> **Supplied text**:
::::

Buying a Shopping Center 101 – Part 2

Uptown photo - downsized

Naples’ Uptown Center. In 2013 we assisted the buyer in purchasing this active retail center.

Last month we looked at dozen factors for first time buyers of retail centers to consider. Here are twelve more factors to keep in mind when you are starting your due diligence.  Some are obvious and some perhaps you hadn’t thought about.

The list isn’t in any particular order of importance.  This is not a checklist that all items need to be ‘correct’ or perfect.  The important thing is that you take the findings in consideration on the price of the property and the risks moving forward. There is no right answer, only answers that impact price and risk:

  1. Exclusive clauses. Determine which leases have exclusive use clauses and how restrictive they are.  Many times these aren’t really an issue, because in the real world you aren’t going to have two beauty salons (for example) in the same small strip center.  In that example the scope of the exclusive could be more of an issue. For example if the exclusive restricted the center from having a nail salon because the beauty salon’s exclusive language was too broad, then that could be a problem
  2. Relocation and Co-Tenancy Clauses. It is always important to have the ability to relocate a tenant to make way for a larger tenant or an expanding tenant, so check to make sure the leases have a relocation clause buried in it. You should also be wary of co-tenancy clauses. It is rare for leases in smaller neighborhood centers to have a co-tenancy  clause, but it can be more typical in grocery anchored centers and fashion centers that have national tenants. The co-tenancy clause would allow the tenant to cancel their lease or have their rents drastically reduced if the anchor tenant leaves or if the overall center’s occupancy should drop below a preset level.  If you have a lot of tenants with this lease clause then there can be the potential for a severe domino effect.

::::

> **Supplied information**:
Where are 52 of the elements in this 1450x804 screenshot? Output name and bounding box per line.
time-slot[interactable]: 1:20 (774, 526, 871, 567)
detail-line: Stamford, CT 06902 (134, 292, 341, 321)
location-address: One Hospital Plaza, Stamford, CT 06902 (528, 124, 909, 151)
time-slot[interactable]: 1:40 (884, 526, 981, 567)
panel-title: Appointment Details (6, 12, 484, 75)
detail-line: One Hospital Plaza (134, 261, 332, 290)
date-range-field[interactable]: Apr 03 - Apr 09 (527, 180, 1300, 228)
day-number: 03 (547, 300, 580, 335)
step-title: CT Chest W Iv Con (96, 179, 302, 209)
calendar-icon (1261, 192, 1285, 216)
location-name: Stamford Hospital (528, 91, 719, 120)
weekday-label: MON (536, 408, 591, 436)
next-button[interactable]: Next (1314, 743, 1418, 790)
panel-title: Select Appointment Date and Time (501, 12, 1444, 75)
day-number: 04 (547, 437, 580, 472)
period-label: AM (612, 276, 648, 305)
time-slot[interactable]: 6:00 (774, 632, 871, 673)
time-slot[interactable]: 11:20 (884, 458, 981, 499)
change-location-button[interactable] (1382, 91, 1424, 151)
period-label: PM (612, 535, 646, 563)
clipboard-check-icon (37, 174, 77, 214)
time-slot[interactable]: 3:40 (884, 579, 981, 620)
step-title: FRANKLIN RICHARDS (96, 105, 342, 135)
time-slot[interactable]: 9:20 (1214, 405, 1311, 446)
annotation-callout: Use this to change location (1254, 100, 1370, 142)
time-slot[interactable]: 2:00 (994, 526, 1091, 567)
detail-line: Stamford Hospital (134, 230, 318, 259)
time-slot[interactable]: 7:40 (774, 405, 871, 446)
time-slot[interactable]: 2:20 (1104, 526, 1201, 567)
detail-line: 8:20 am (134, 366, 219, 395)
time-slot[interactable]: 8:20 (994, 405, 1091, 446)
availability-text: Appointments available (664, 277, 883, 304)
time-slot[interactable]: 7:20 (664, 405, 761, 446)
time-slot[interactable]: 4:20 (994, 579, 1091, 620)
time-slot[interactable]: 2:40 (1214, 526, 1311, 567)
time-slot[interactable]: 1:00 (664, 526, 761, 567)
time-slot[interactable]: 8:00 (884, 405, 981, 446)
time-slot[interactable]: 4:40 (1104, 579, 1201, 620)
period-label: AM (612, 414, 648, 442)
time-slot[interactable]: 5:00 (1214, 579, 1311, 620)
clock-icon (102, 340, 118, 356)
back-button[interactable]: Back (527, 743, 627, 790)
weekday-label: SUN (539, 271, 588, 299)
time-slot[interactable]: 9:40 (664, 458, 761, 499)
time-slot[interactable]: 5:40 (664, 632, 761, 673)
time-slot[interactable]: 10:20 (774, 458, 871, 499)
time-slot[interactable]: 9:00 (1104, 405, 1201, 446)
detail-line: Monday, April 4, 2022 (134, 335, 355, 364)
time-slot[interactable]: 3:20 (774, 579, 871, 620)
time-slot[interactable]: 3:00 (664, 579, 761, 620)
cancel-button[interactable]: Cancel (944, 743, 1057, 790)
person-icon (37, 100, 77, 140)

::::

> **Task prompt**:
Copy out the shopping center text between "Buying a Shopping" and "active retail center.", inclusive.

> **Task result**:
Buying a Shopping Center 101 – Part 2

Uptown photo - downsized

Naples’ Uptown Center. In 2013 we assisted the buyer in purchasing this active retail center.